__Exercise requirements__
Copy out every line that contains "Lachaise".

Records:
* Start *

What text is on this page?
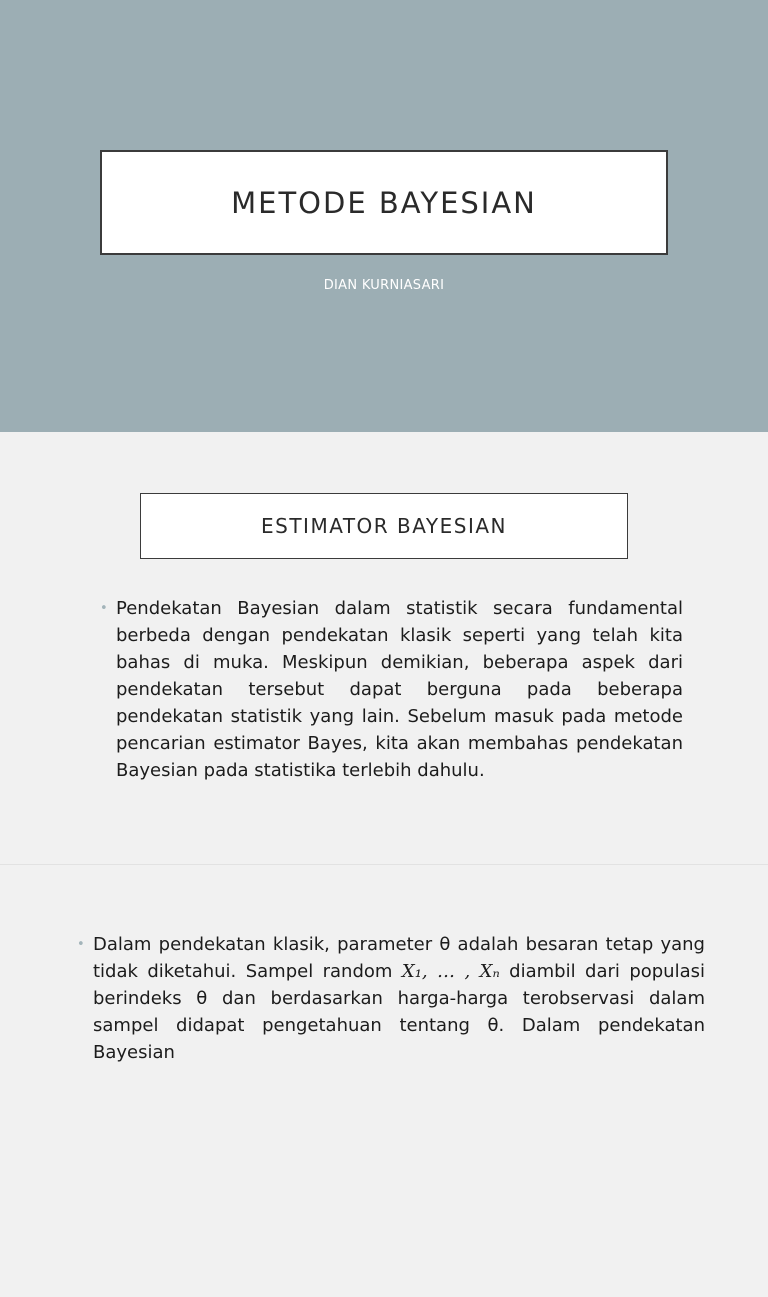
METODE BAYESIAN
DIAN KURNIASARI
ESTIMATOR BAYESIAN
• Pendekatan Bayesian dalam statistik secara fundamental berbeda dengan pendekatan klasik seperti yang telah kita bahas di muka. Meskipun demikian, beberapa aspek dari pendekatan tersebut dapat berguna pada beberapa pendekatan statistik yang lain. Sebelum masuk pada metode pencarian estimator Bayes, kita akan membahas pendekatan Bayesian pada statistika terlebih dahulu.
• Dalam pendekatan klasik, parameter θ adalah besaran tetap yang tidak diketahui. Sampel random X₁, … , Xₙ diambil dari populasi berindeks θ dan berdasarkan harga-harga terobservasi dalam sampel didapat pengetahuan tentang θ. Dalam pendekatan Bayesian
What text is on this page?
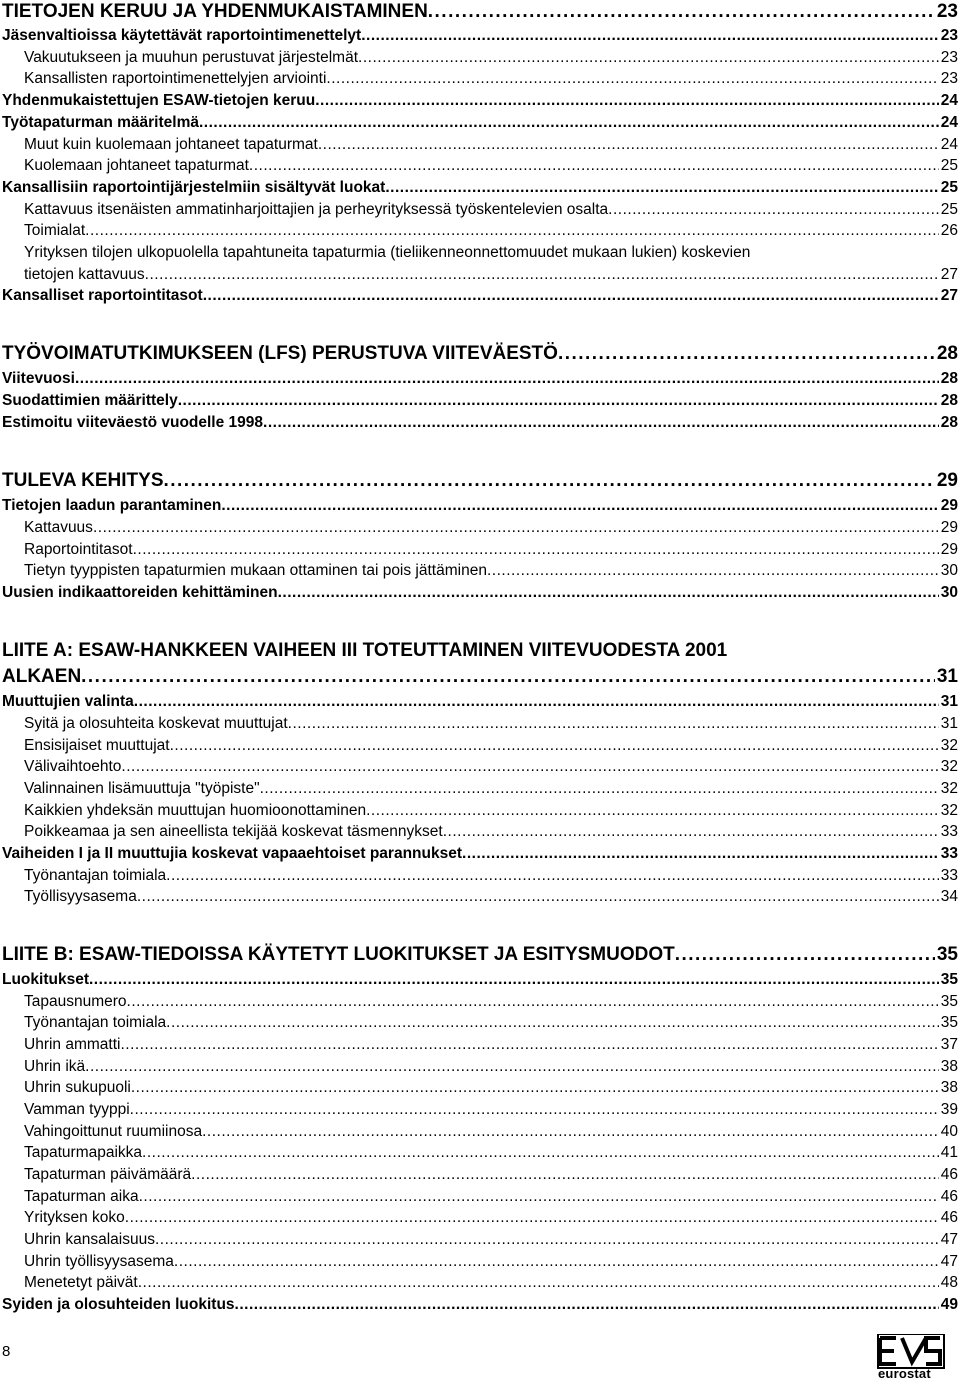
TIETOJEN KERUU JA YHDENMUKAISTAMINEN . . .	23
Jäsenvaltioissa käytettävät raportointimenettelyt . . .	23
Vakuutukseen ja muuhun perustuvat järjestelmät . . .	23
Kansallisten raportointimenettelyjen arviointi . . .	23
Yhdenmukaistettujen ESAW-tietojen keruu . . .	24
Työtapaturman määritelmä . . .	24
Muut kuin kuolemaan johtaneet tapaturmat . . .	24
Kuolemaan johtaneet tapaturmat . . .	25
Kansallisiin raportointijärjestelmiin sisältyvät luokat . . .	25
Kattavuus itsenäisten ammatinharjoittajien ja perheyrityksessä työskentelevien osalta . . .	25
Toimialat . . .	26
Yrityksen tilojen ulkopuolella tapahtuneita tapaturmia (tieliikenneonnettomuudet mukaan lukien) koskevien
tietojen kattavuus . . .	27
Kansalliset raportointitasot . . .	27
TYÖVOIMATUTKIMUKSEEN (LFS) PERUSTUVA VIITEVÄESTÖ . . .	28
Viitevuosi . . .	28
Suodattimien määrittely . . .	28
Estimoitu viiteväestö vuodelle 1998 . . .	28
TULEVA KEHITYS . . .	29
Tietojen laadun parantaminen . . .	29
Kattavuus . . .	29
Raportointitasot . . .	29
Tietyn tyyppisten tapaturmien mukaan ottaminen tai pois jättäminen . . .	30
Uusien indikaattoreiden kehittäminen . . .	30
LIITE A: ESAW-HANKKEEN VAIHEEN III TOTEUTTAMINEN VIITEVUODESTA 2001
ALKAEN . . .	31
Muuttujien valinta . . .	31
Syitä ja olosuhteita koskevat muuttujat . . .	31
Ensisijaiset muuttujat . . .	32
Välivaihtoehto . . .	32
Valinnainen lisämuuttuja "työpiste" . . .	32
Kaikkien yhdeksän muuttujan huomioonottaminen . . .	32
Poikkeamaa ja sen aineellista tekijää koskevat täsmennykset . . .	33
Vaiheiden I ja II muuttujia koskevat vapaaehtoiset parannukset . . .	33
Työnantajan toimiala . . .	33
Työllisyysasema . . .	34
LIITE B: ESAW-TIEDOISSA KÄYTETYT LUOKITUKSET JA ESITYSMUODOT . . .	35
Luokitukset . . .	35
Tapausnumero . . .	35
Työnantajan toimiala . . .	35
Uhrin ammatti . . .	37
Uhrin ikä . . .	38
Uhrin sukupuoli . . .	38
Vamman tyyppi . . .	39
Vahingoittunut ruumiinosa . . .	40
Tapaturmapaikka . . .	41
Tapaturman päivämäärä . . .	46
Tapaturman aika . . .	46
Yrityksen koko . . .	46
Uhrin kansalaisuus . . .	47
Uhrin työllisyysasema . . .	47
Menetetyt päivät . . .	48
Syiden ja olosuhteiden luokitus . . .	49
8
eurostat
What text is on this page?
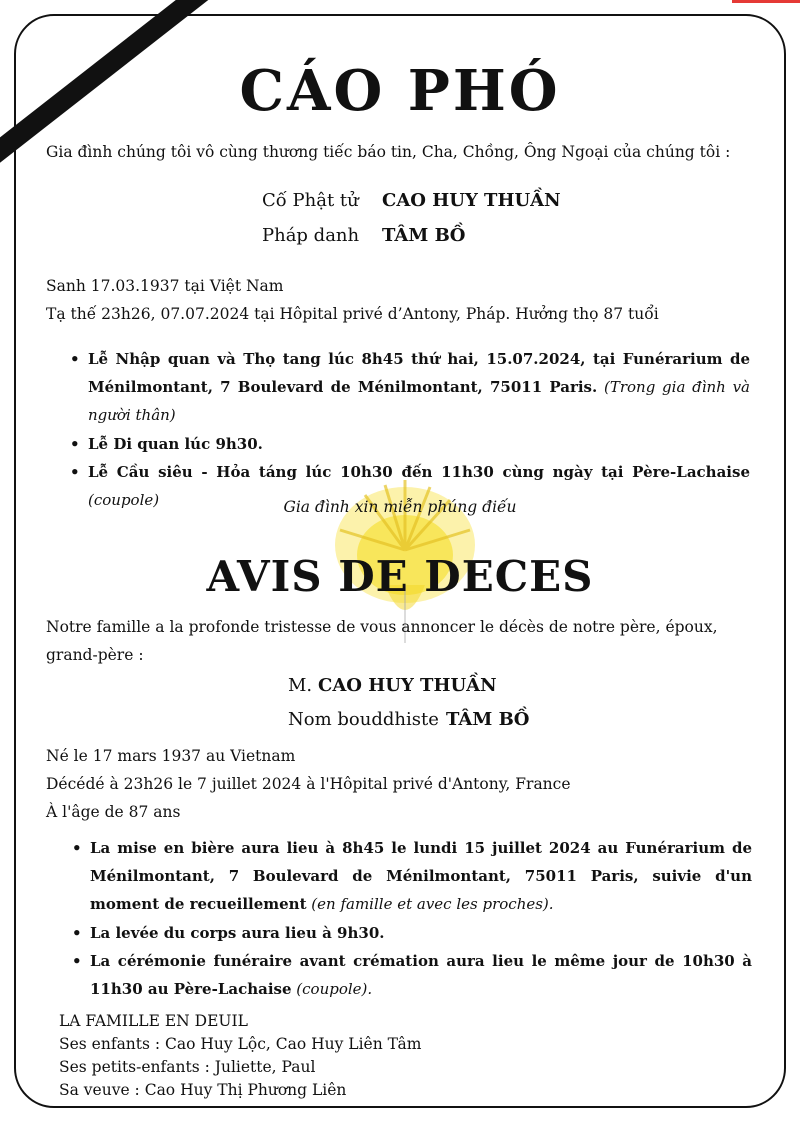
CÁO PHÓ
Gia đình chúng tôi vô cùng thương tiếc báo tin, Cha, Chồng, Ông Ngoại của chúng tôi :
Cố Phật tử CAO HUY THUẦN
Pháp danh TÂM BỒ
Sanh 17.03.1937 tại Việt Nam
Tạ thế 23h26, 07.07.2024 tại Hôpital privé d’Antony, Pháp. Hưởng thọ 87 tuổi
• Lễ Nhập quan và Thọ tang lúc 8h45 thứ hai, 15.07.2024, tại Funérarium de Ménilmontant, 7 Boulevard de Ménilmontant, 75011 Paris. (Trong gia đình và người thân)
• Lễ Di quan lúc 9h30.
• Lễ Cầu siêu - Hỏa táng lúc 10h30 đến 11h30 cùng ngày tại Père-Lachaise (coupole)	Gia đình xin miễn phúng điếu
AVIS DE DECES
Notre famille a la profonde tristesse de vous annoncer le décès de notre père, époux,
grand-père :
M. CAO HUY THUẦN
Nom bouddhiste TÂM BỒ
Né le 17 mars 1937 au Vietnam
Décédé à 23h26 le 7 juillet 2024 à l'Hôpital privé d'Antony, France
À l'âge de 87 ans
• La mise en bière aura lieu à 8h45 le lundi 15 juillet 2024 au Funérarium de Ménilmontant, 7 Boulevard de Ménilmontant, 75011 Paris, suivie d'un moment de recueillement (en famille et avec les proches).
• La levée du corps aura lieu à 9h30.
• La cérémonie funéraire avant crémation aura lieu le même jour de 10h30 à 11h30 au Père-Lachaise (coupole).
LA FAMILLE EN DEUIL
Ses enfants : Cao Huy Lộc, Cao Huy Liên Tâm
Ses petits-enfants : Juliette, Paul
Sa veuve : Cao Huy Thị Phương Liên
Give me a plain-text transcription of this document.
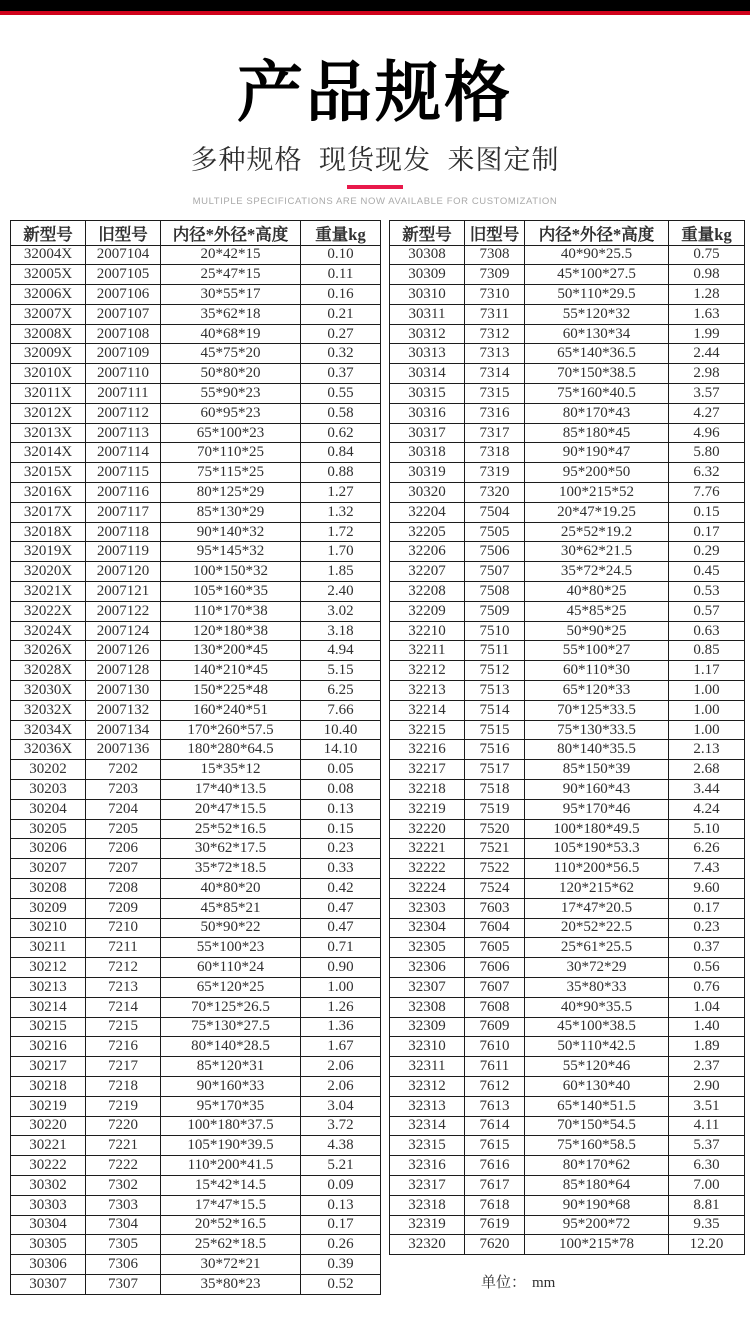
产品规格
多种规格 现货现发 来图定制
MULTIPLE SPECIFICATIONS ARE NOW AVAILABLE FOR CUSTOMIZATION
新型号	旧型号	内径*外径*高度	重量kg
32004X	2007104	20*42*15	0.10
32005X	2007105	25*47*15	0.11
32006X	2007106	30*55*17	0.16
32007X	2007107	35*62*18	0.21
32008X	2007108	40*68*19	0.27
32009X	2007109	45*75*20	0.32
32010X	2007110	50*80*20	0.37
32011X	2007111	55*90*23	0.55
32012X	2007112	60*95*23	0.58
32013X	2007113	65*100*23	0.62
32014X	2007114	70*110*25	0.84
32015X	2007115	75*115*25	0.88
32016X	2007116	80*125*29	1.27
32017X	2007117	85*130*29	1.32
32018X	2007118	90*140*32	1.72
32019X	2007119	95*145*32	1.70
32020X	2007120	100*150*32	1.85
32021X	2007121	105*160*35	2.40
32022X	2007122	110*170*38	3.02
32024X	2007124	120*180*38	3.18
32026X	2007126	130*200*45	4.94
32028X	2007128	140*210*45	5.15
32030X	2007130	150*225*48	6.25
32032X	2007132	160*240*51	7.66
32034X	2007134	170*260*57.5	10.40
32036X	2007136	180*280*64.5	14.10
30202	7202	15*35*12	0.05
30203	7203	17*40*13.5	0.08
30204	7204	20*47*15.5	0.13
30205	7205	25*52*16.5	0.15
30206	7206	30*62*17.5	0.23
30207	7207	35*72*18.5	0.33
30208	7208	40*80*20	0.42
30209	7209	45*85*21	0.47
30210	7210	50*90*22	0.47
30211	7211	55*100*23	0.71
30212	7212	60*110*24	0.90
30213	7213	65*120*25	1.00
30214	7214	70*125*26.5	1.26
30215	7215	75*130*27.5	1.36
30216	7216	80*140*28.5	1.67
30217	7217	85*120*31	2.06
30218	7218	90*160*33	2.06
30219	7219	95*170*35	3.04
30220	7220	100*180*37.5	3.72
30221	7221	105*190*39.5	4.38
30222	7222	110*200*41.5	5.21
30302	7302	15*42*14.5	0.09
30303	7303	17*47*15.5	0.13
30304	7304	20*52*16.5	0.17
30305	7305	25*62*18.5	0.26
30306	7306	30*72*21	0.39
30307	7307	35*80*23	0.52
新型号	旧型号	内径*外径*高度	重量kg
30308	7308	40*90*25.5	0.75
30309	7309	45*100*27.5	0.98
30310	7310	50*110*29.5	1.28
30311	7311	55*120*32	1.63
30312	7312	60*130*34	1.99
30313	7313	65*140*36.5	2.44
30314	7314	70*150*38.5	2.98
30315	7315	75*160*40.5	3.57
30316	7316	80*170*43	4.27
30317	7317	85*180*45	4.96
30318	7318	90*190*47	5.80
30319	7319	95*200*50	6.32
30320	7320	100*215*52	7.76
32204	7504	20*47*19.25	0.15
32205	7505	25*52*19.2	0.17
32206	7506	30*62*21.5	0.29
32207	7507	35*72*24.5	0.45
32208	7508	40*80*25	0.53
32209	7509	45*85*25	0.57
32210	7510	50*90*25	0.63
32211	7511	55*100*27	0.85
32212	7512	60*110*30	1.17
32213	7513	65*120*33	1.00
32214	7514	70*125*33.5	1.00
32215	7515	75*130*33.5	1.00
32216	7516	80*140*35.5	2.13
32217	7517	85*150*39	2.68
32218	7518	90*160*43	3.44
32219	7519	95*170*46	4.24
32220	7520	100*180*49.5	5.10
32221	7521	105*190*53.3	6.26
32222	7522	110*200*56.5	7.43
32224	7524	120*215*62	9.60
32303	7603	17*47*20.5	0.17
32304	7604	20*52*22.5	0.23
32305	7605	25*61*25.5	0.37
32306	7606	30*72*29	0.56
32307	7607	35*80*33	0.76
32308	7608	40*90*35.5	1.04
32309	7609	45*100*38.5	1.40
32310	7610	50*110*42.5	1.89
32311	7611	55*120*46	2.37
32312	7612	60*130*40	2.90
32313	7613	65*140*51.5	3.51
32314	7614	70*150*54.5	4.11
32315	7615	75*160*58.5	5.37
32316	7616	80*170*62	6.30
32317	7617	85*180*64	7.00
32318	7618	90*190*68	8.81
32319	7619	95*200*72	9.35
32320	7620	100*215*78	12.20
单位： mm
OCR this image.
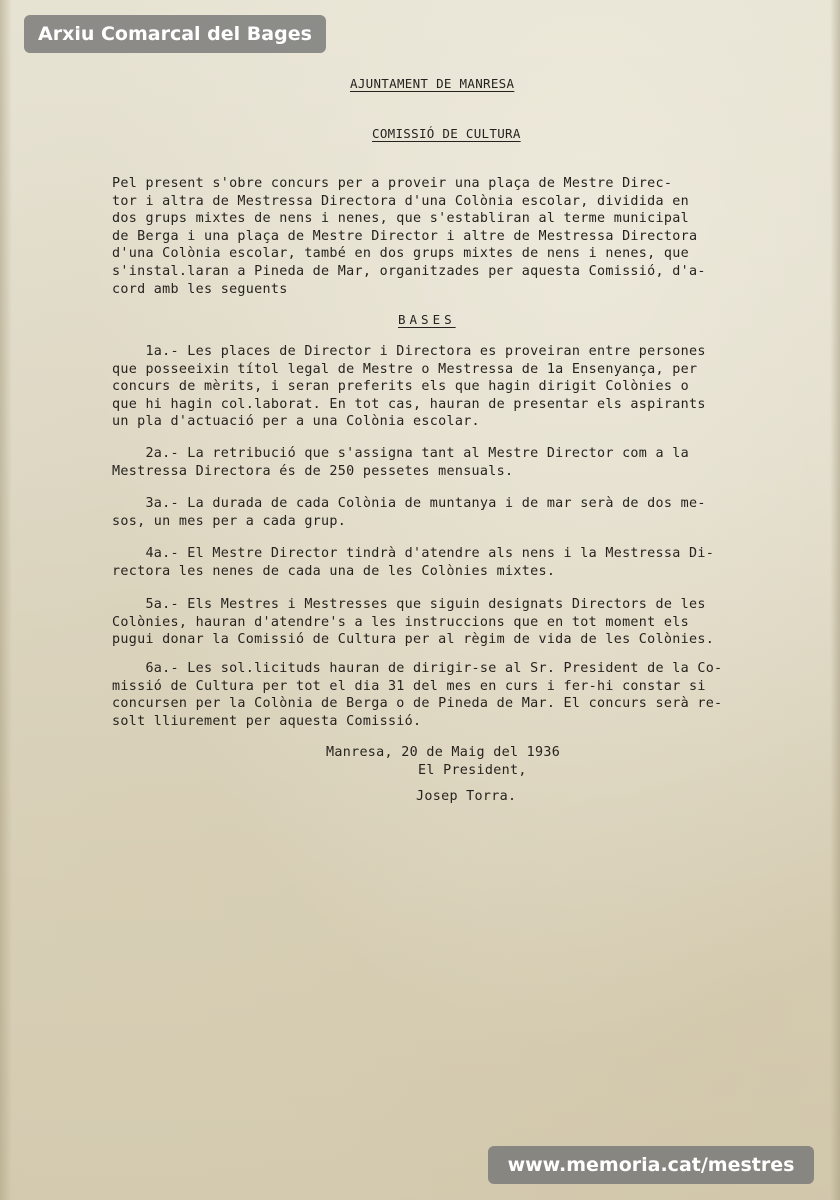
Arxiu Comarcal del Bages
AJUNTAMENT DE MANRESA
COMISSIÓ DE CULTURA
Pel present s'obre concurs per a proveir una plaça de Mestre Direc-
tor i altra de Mestressa Directora d'una Colònia escolar, dividida en
dos grups mixtes de nens i nenes, que s'establiran al terme municipal
de Berga i una plaça de Mestre Director i altre de Mestressa Directora
d'una Colònia escolar, també en dos grups mixtes de nens i nenes, que
s'instal.laran a Pineda de Mar, organitzades per aquesta Comissió, d'a-
cord amb les seguents
BASES
1a.- Les places de Director i Directora es proveiran entre persones
que posseeixin títol legal de Mestre o Mestressa de 1a Ensenyança, per
concurs de mèrits, i seran preferits els que hagin dirigit Colònies o
que hi hagin col.laborat. En tot cas, hauran de presentar els aspirants
un pla d'actuació per a una Colònia escolar.
2a.- La retribució que s'assigna tant al Mestre Director com a la
Mestressa Directora és de 250 pessetes mensuals.
3a.- La durada de cada Colònia de muntanya i de mar serà de dos me-
sos, un mes per a cada grup.
4a.- El Mestre Director tindrà d'atendre als nens i la Mestressa Di-
rectora les nenes de cada una de les Colònies mixtes.
5a.- Els Mestres i Mestresses que siguin designats Directors de les
Colònies, hauran d'atendre's a les instruccions que en tot moment els
pugui donar la Comissió de Cultura per al règim de vida de les Colònies.
6a.- Les sol.licituds hauran de dirigir-se al Sr. President de la Co-
missió de Cultura per tot el dia 31 del mes en curs i fer-hi constar si
concursen per la Colònia de Berga o de Pineda de Mar. El concurs serà re-
solt lliurement per aquesta Comissió.
Manresa, 20 de Maig del 1936
El President,
Josep Torra.
www.memoria.cat/mestres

* End *

__Final result__
• Lễ Cầu siêu - Hỏa táng lúc 10h30 đến 11h30 cùng ngày tại Père-Lachaise (coupole)	Gia đình xin miễn phúng điếu
• La cérémonie funéraire avant crémation aura lieu le même jour de 10h30 à 11h30 au Père-Lachaise (coupole).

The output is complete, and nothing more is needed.